■ Exercise aim:
Copy out every line in the entries below that includes "icon".

(A run of records)
- - - -
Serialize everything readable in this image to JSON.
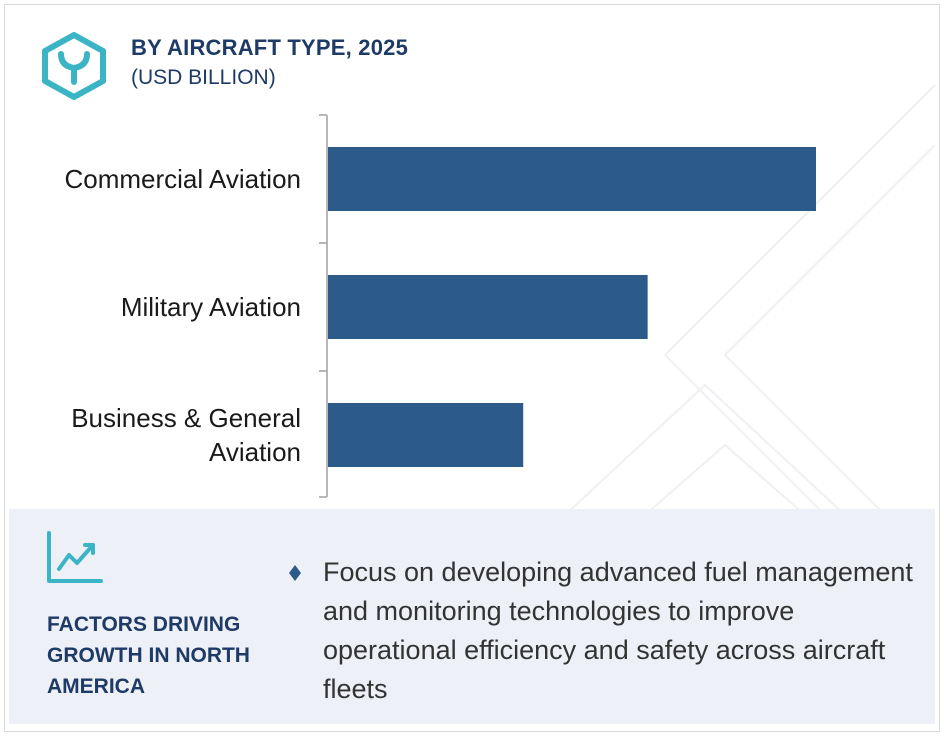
{
  "header": {
    "title": "BY AIRCRAFT TYPE, 2025",
    "subtitle": "(USD BILLION)",
    "logo_icon": "hexagon-y-logo-icon"
  },
  "colors": {
    "bar": "#2c5b8a",
    "title": "#1e3a66",
    "logo": "#3bb5c6",
    "panel_bg": "#edf0f6",
    "axis": "#b7b7b7"
  },
  "chart_data": {
    "type": "bar",
    "orientation": "horizontal",
    "title": "BY AIRCRAFT TYPE, 2025",
    "subtitle": "(USD BILLION)",
    "categories": [
      "Commercial Aviation",
      "Military Aviation",
      "Business & General Aviation"
    ],
    "values": [
      100,
      65.5,
      40
    ],
    "xlabel": "",
    "ylabel": "",
    "xlim": [
      0,
      100
    ],
    "grid": false,
    "legend": "none"
  },
  "factors": {
    "icon": "trend-line-chart-icon",
    "title": "FACTORS DRIVING GROWTH IN NORTH AMERICA",
    "bullet_icon": "diamond-bullet-icon",
    "bullets": [
      "Focus on developing advanced fuel management and monitoring technologies to improve operational efficiency and safety across aircraft fleets"
    ]
  }
}
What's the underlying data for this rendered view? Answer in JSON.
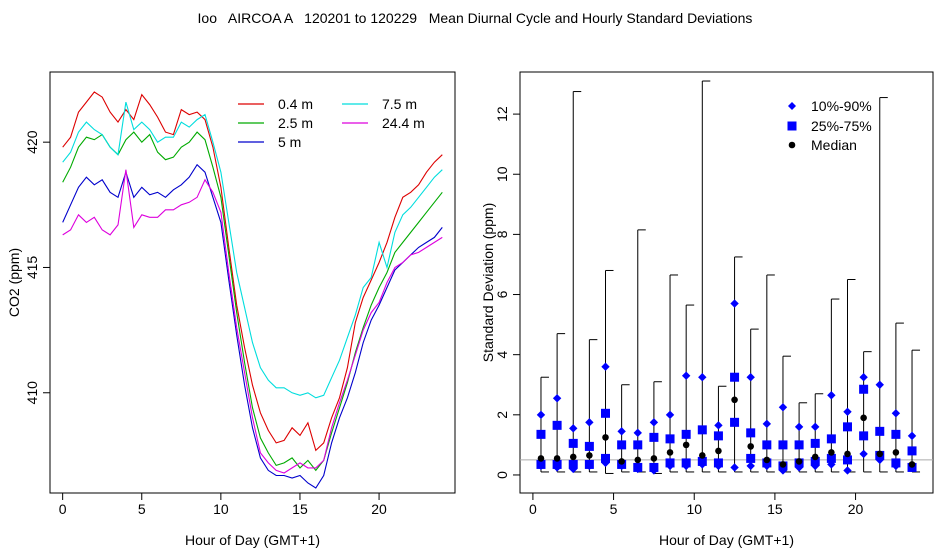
{
  "page_title": "Ioo   AIRCOA A   120201 to 120229   Mean Diurnal Cycle and Hourly Standard Deviations",
  "chart_data": [
    {
      "type": "line",
      "xlabel": "Hour of Day (GMT+1)",
      "ylabel": "CO2 (ppm)",
      "xlim": [
        -0.8,
        24.8
      ],
      "ylim": [
        406.0,
        422.8
      ],
      "xticks": [
        0,
        5,
        10,
        15,
        20
      ],
      "yticks": [
        410,
        415,
        420
      ],
      "legend_placement": "top-right",
      "x": [
        0,
        0.5,
        1,
        1.5,
        2,
        2.5,
        3,
        3.5,
        4,
        4.5,
        5,
        5.5,
        6,
        6.5,
        7,
        7.5,
        8,
        8.5,
        9,
        9.5,
        10,
        10.5,
        11,
        11.5,
        12,
        12.5,
        13,
        13.5,
        14,
        14.5,
        15,
        15.5,
        16,
        16.5,
        17,
        17.5,
        18,
        18.5,
        19,
        19.5,
        20,
        20.5,
        21,
        21.5,
        22,
        22.5,
        23,
        23.5,
        24
      ],
      "series": [
        {
          "name": "0.4 m",
          "color": "#dd0000",
          "values": [
            419.8,
            420.2,
            421.2,
            421.6,
            422.0,
            421.8,
            421.2,
            420.8,
            421.3,
            420.9,
            421.9,
            421.5,
            421.0,
            420.4,
            420.3,
            421.3,
            421.1,
            421.2,
            420.9,
            419.8,
            418.2,
            415.8,
            413.5,
            411.8,
            410.3,
            409.2,
            408.5,
            408.0,
            408.1,
            408.6,
            408.3,
            408.8,
            407.7,
            408.0,
            409.0,
            409.8,
            411.0,
            412.8,
            413.8,
            414.5,
            415.2,
            416.0,
            417.0,
            417.8,
            418.0,
            418.3,
            418.8,
            419.2,
            419.5
          ]
        },
        {
          "name": "2.5 m",
          "color": "#00aa00",
          "values": [
            418.4,
            419.0,
            419.8,
            420.2,
            420.1,
            420.3,
            419.8,
            419.5,
            420.1,
            420.4,
            420.0,
            420.3,
            419.6,
            419.3,
            419.4,
            419.8,
            420.0,
            420.4,
            420.1,
            419.0,
            417.8,
            415.5,
            413.2,
            411.2,
            409.4,
            408.2,
            407.6,
            407.1,
            407.2,
            407.4,
            407.0,
            407.3,
            406.9,
            407.3,
            408.4,
            409.4,
            410.4,
            411.6,
            412.6,
            413.5,
            414.2,
            414.8,
            415.6,
            416.0,
            416.4,
            416.8,
            417.2,
            417.6,
            418.0
          ]
        },
        {
          "name": "5 m",
          "color": "#0000cc",
          "values": [
            416.8,
            417.5,
            418.2,
            418.6,
            418.3,
            418.5,
            418.0,
            417.8,
            418.8,
            417.8,
            418.2,
            417.9,
            418.0,
            417.8,
            418.1,
            418.3,
            418.6,
            419.1,
            418.8,
            417.8,
            416.8,
            414.5,
            412.3,
            410.3,
            408.6,
            407.4,
            406.9,
            406.7,
            406.7,
            406.6,
            406.7,
            406.4,
            406.2,
            406.7,
            408.0,
            409.0,
            409.8,
            410.8,
            412.0,
            412.9,
            413.5,
            414.2,
            414.9,
            415.2,
            415.5,
            415.8,
            416.0,
            416.2,
            416.6
          ]
        },
        {
          "name": "7.5 m",
          "color": "#00dddd",
          "values": [
            419.2,
            419.6,
            420.4,
            420.8,
            420.5,
            420.3,
            419.8,
            419.5,
            421.6,
            420.5,
            420.8,
            420.5,
            420.0,
            420.2,
            420.2,
            420.8,
            420.6,
            420.9,
            421.1,
            420.0,
            418.8,
            416.8,
            414.8,
            413.4,
            412.0,
            411.0,
            410.5,
            410.2,
            410.2,
            410.0,
            409.9,
            410.0,
            409.8,
            409.9,
            410.6,
            411.3,
            412.2,
            413.1,
            414.2,
            414.6,
            416.0,
            415.0,
            416.4,
            417.1,
            417.4,
            417.8,
            418.2,
            418.6,
            418.9
          ]
        },
        {
          "name": "24.4 m",
          "color": "#dd00dd",
          "values": [
            416.3,
            416.5,
            417.1,
            416.8,
            417.0,
            416.5,
            416.3,
            416.7,
            418.9,
            416.6,
            417.1,
            417.0,
            417.0,
            417.3,
            417.3,
            417.5,
            417.6,
            417.8,
            418.5,
            418.0,
            417.2,
            414.8,
            412.6,
            410.8,
            409.0,
            407.6,
            407.2,
            406.9,
            406.8,
            407.0,
            407.2,
            407.0,
            407.0,
            407.3,
            408.6,
            409.6,
            410.5,
            411.5,
            412.5,
            413.2,
            413.6,
            414.4,
            415.0,
            415.2,
            415.5,
            415.6,
            415.8,
            416.0,
            416.2
          ]
        }
      ]
    },
    {
      "type": "scatter",
      "xlabel": "Hour of Day (GMT+1)",
      "ylabel": "Standard Deviation (ppm)",
      "xlim": [
        -0.8,
        24.8
      ],
      "ylim": [
        -0.6,
        13.4
      ],
      "xticks": [
        0,
        5,
        10,
        15,
        20
      ],
      "yticks": [
        0,
        2,
        4,
        6,
        8,
        10,
        12
      ],
      "reference_line": 0.5,
      "legend_placement": "top-right",
      "x": [
        0.5,
        1.5,
        2.5,
        3.5,
        4.5,
        5.5,
        6.5,
        7.5,
        8.5,
        9.5,
        10.5,
        11.5,
        12.5,
        13.5,
        14.5,
        15.5,
        16.5,
        17.5,
        18.5,
        19.5,
        20.5,
        21.5,
        22.5,
        23.5
      ],
      "whisker_max": [
        3.25,
        4.7,
        12.75,
        4.5,
        6.8,
        3.0,
        8.15,
        3.1,
        6.65,
        5.65,
        13.1,
        2.95,
        7.25,
        4.85,
        6.65,
        3.95,
        2.4,
        2.7,
        5.85,
        6.5,
        4.1,
        12.55,
        5.05,
        4.15
      ],
      "whisker_min": [
        0.1,
        0.1,
        0.1,
        0.1,
        0.05,
        0.1,
        0.1,
        0.05,
        0.1,
        0.1,
        0.1,
        0.1,
        0.1,
        0.1,
        0.1,
        0.1,
        0.1,
        0.1,
        0.1,
        0.1,
        0.1,
        0.1,
        0.1,
        0.1
      ],
      "series": [
        {
          "name": "10%-90%",
          "marker": "diamond",
          "color": "#0000ff",
          "high": [
            2.0,
            2.55,
            1.55,
            1.75,
            3.6,
            1.45,
            1.4,
            1.75,
            2.0,
            3.3,
            3.25,
            1.65,
            5.7,
            3.25,
            1.7,
            2.25,
            1.6,
            1.6,
            2.65,
            2.1,
            3.25,
            3.0,
            2.05,
            1.3
          ],
          "low": [
            0.3,
            0.25,
            0.2,
            0.3,
            0.4,
            0.3,
            0.2,
            0.15,
            0.3,
            0.3,
            0.35,
            0.3,
            0.25,
            0.3,
            0.3,
            0.15,
            0.25,
            0.3,
            0.35,
            0.15,
            0.7,
            0.5,
            0.3,
            0.25
          ]
        },
        {
          "name": "25%-75%",
          "marker": "square",
          "color": "#0000ff",
          "high": [
            1.35,
            1.65,
            1.05,
            0.95,
            2.05,
            1.0,
            1.0,
            1.25,
            1.2,
            1.35,
            1.5,
            1.3,
            3.25,
            1.4,
            1.0,
            1.0,
            1.0,
            1.05,
            1.2,
            1.6,
            2.85,
            1.45,
            1.35,
            0.8
          ],
          "low": [
            0.35,
            0.35,
            0.35,
            0.35,
            0.55,
            0.35,
            0.25,
            0.25,
            0.4,
            0.4,
            0.45,
            0.4,
            1.75,
            0.55,
            0.4,
            0.3,
            0.4,
            0.45,
            0.55,
            0.5,
            1.3,
            0.65,
            0.4,
            0.25
          ]
        },
        {
          "name": "Median",
          "marker": "circle",
          "color": "#000000",
          "values": [
            0.55,
            0.55,
            0.6,
            0.65,
            1.25,
            0.45,
            0.5,
            0.55,
            0.75,
            1.0,
            0.65,
            0.8,
            2.5,
            0.95,
            0.5,
            0.35,
            0.45,
            0.6,
            0.75,
            0.7,
            1.9,
            0.7,
            0.75,
            0.35
          ]
        }
      ]
    }
  ]
}
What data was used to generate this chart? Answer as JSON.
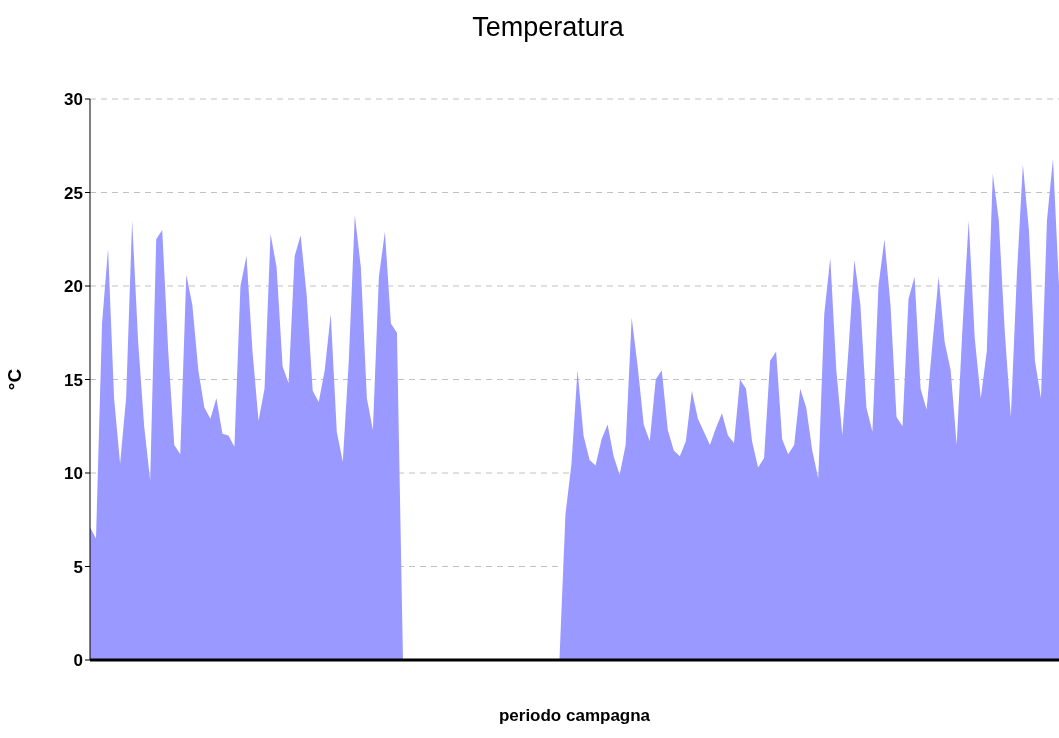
- - - -
■ Solution to this task:
    "logo_icon": "hexagon-y-logo-icon"
    "icon": "trend-line-chart-icon",
    "bullet_icon": "diamond-bullet-icon",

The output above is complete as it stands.